- [What is required]
Of the lines in the entries below, state how many hold the word "drops". Say nothing else.

- [Information given]
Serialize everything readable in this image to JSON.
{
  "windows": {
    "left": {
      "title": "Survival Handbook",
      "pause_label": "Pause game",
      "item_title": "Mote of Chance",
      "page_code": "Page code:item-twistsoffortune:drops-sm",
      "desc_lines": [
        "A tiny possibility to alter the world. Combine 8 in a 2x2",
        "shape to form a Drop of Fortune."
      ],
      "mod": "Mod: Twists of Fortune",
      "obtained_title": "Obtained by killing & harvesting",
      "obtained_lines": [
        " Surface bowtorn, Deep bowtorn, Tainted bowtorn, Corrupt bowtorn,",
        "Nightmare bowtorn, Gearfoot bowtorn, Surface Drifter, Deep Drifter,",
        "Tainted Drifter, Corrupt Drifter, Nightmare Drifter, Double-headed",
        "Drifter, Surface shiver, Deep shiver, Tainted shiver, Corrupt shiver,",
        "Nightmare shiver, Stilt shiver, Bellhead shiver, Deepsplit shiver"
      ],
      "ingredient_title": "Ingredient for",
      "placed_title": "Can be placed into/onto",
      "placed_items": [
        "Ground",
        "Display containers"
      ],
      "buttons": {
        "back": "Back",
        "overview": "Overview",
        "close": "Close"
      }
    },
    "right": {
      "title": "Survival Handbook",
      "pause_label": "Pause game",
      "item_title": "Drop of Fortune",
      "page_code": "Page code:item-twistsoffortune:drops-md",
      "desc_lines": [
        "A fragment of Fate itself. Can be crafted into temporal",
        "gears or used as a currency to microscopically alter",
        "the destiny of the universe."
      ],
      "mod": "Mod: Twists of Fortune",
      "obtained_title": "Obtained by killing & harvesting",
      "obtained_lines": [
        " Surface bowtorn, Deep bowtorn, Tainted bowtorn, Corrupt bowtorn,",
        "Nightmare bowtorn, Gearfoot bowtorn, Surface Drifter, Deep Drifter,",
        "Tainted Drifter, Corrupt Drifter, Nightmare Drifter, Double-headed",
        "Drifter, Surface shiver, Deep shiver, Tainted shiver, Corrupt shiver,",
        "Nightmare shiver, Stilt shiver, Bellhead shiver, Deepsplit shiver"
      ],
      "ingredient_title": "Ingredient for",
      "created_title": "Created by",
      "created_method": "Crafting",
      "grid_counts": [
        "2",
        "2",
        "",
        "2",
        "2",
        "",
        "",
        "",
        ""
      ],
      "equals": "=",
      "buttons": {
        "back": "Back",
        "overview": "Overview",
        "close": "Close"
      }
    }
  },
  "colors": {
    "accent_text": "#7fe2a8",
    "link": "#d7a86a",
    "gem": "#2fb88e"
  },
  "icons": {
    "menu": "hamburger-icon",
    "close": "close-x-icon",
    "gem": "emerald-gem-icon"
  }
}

- [The solution]
2